[Start Dataset records]

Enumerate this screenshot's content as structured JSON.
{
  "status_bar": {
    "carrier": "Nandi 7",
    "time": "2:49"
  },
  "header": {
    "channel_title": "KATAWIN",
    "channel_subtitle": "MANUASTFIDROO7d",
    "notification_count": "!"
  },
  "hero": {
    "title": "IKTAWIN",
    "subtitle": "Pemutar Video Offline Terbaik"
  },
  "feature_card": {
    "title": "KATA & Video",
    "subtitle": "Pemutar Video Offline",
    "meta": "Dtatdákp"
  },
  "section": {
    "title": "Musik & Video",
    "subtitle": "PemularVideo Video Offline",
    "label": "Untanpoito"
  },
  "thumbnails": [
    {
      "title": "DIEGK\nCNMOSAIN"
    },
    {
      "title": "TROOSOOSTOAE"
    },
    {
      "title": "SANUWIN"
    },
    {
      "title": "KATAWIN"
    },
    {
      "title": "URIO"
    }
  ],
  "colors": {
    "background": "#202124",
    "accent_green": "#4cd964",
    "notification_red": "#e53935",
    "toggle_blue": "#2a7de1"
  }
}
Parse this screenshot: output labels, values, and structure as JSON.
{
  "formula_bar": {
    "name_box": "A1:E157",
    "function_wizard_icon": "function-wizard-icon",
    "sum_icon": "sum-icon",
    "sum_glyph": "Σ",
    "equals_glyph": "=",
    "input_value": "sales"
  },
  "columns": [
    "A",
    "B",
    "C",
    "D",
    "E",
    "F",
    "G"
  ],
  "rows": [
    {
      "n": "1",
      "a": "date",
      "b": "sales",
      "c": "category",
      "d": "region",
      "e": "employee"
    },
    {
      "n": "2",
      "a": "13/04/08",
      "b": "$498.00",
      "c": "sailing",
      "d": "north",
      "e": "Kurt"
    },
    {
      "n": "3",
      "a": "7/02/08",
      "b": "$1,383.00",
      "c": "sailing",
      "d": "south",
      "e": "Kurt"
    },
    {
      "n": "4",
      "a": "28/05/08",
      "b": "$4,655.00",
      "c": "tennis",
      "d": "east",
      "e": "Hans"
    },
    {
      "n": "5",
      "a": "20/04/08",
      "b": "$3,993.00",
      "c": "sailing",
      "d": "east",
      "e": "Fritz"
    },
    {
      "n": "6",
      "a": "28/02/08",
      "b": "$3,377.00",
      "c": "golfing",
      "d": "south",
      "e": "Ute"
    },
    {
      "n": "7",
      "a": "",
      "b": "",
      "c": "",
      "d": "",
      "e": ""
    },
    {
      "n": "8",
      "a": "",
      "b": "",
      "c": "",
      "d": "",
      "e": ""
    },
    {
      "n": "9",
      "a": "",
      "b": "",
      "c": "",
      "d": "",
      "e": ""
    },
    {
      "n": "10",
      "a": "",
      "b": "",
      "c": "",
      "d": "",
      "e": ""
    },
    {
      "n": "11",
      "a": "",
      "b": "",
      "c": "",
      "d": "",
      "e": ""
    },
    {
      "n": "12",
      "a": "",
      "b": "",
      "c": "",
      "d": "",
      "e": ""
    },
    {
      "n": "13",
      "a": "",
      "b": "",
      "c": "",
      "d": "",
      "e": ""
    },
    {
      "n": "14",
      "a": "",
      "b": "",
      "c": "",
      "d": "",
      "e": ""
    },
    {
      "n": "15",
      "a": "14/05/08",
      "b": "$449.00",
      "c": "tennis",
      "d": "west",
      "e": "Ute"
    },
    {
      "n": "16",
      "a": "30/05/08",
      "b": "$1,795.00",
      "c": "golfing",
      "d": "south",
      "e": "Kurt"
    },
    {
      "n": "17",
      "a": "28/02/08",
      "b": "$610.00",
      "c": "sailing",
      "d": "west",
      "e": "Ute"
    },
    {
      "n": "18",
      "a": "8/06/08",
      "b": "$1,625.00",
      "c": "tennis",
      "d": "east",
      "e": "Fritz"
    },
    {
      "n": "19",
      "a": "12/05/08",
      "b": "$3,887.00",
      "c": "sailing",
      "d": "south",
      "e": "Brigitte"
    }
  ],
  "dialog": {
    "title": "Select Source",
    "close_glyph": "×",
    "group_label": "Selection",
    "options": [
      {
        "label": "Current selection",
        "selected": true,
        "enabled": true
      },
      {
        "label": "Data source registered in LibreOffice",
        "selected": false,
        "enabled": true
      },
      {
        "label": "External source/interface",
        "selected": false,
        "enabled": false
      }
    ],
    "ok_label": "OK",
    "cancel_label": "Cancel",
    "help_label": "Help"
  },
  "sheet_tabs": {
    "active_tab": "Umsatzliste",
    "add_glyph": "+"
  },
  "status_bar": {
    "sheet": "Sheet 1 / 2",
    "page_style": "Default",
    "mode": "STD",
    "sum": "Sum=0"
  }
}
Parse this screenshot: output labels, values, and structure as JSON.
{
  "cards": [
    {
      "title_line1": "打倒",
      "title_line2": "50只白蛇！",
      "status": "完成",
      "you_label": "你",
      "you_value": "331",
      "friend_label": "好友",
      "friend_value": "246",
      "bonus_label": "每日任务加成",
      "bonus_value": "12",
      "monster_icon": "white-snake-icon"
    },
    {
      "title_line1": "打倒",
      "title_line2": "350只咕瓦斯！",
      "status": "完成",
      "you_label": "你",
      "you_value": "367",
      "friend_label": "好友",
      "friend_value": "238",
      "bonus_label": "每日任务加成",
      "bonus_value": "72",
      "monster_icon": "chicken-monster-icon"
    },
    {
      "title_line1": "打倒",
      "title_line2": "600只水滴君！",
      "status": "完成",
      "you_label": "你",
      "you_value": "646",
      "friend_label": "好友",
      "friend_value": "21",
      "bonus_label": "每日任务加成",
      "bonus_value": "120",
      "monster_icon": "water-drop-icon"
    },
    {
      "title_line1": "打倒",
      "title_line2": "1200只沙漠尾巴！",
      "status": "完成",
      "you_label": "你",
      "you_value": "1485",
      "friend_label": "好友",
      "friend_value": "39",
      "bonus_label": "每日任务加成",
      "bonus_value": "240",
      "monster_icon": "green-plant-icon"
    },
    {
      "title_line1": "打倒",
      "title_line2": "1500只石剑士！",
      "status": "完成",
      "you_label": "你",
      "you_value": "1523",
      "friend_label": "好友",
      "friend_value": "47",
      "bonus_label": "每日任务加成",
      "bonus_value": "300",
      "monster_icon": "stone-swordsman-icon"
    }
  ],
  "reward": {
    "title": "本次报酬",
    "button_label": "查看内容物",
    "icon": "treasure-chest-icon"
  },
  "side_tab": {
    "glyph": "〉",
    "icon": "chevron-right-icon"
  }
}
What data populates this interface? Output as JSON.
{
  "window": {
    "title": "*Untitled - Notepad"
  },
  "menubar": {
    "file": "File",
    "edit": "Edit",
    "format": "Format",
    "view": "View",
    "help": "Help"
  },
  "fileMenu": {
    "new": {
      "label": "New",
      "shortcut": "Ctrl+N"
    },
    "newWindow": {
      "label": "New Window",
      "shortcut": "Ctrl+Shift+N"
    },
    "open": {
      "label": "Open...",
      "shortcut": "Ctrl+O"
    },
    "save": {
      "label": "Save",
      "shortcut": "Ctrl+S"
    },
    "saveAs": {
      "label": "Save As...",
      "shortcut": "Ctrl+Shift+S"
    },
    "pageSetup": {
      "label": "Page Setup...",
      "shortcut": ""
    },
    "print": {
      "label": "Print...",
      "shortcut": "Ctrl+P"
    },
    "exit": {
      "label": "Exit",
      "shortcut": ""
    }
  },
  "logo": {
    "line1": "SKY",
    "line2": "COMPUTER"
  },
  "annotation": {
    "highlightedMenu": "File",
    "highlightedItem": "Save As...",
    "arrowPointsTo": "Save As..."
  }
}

[End Dataset records]

> **Problem**: Tally the lines in the listing that hold "this" and report the number alone.

> **Response below**: 4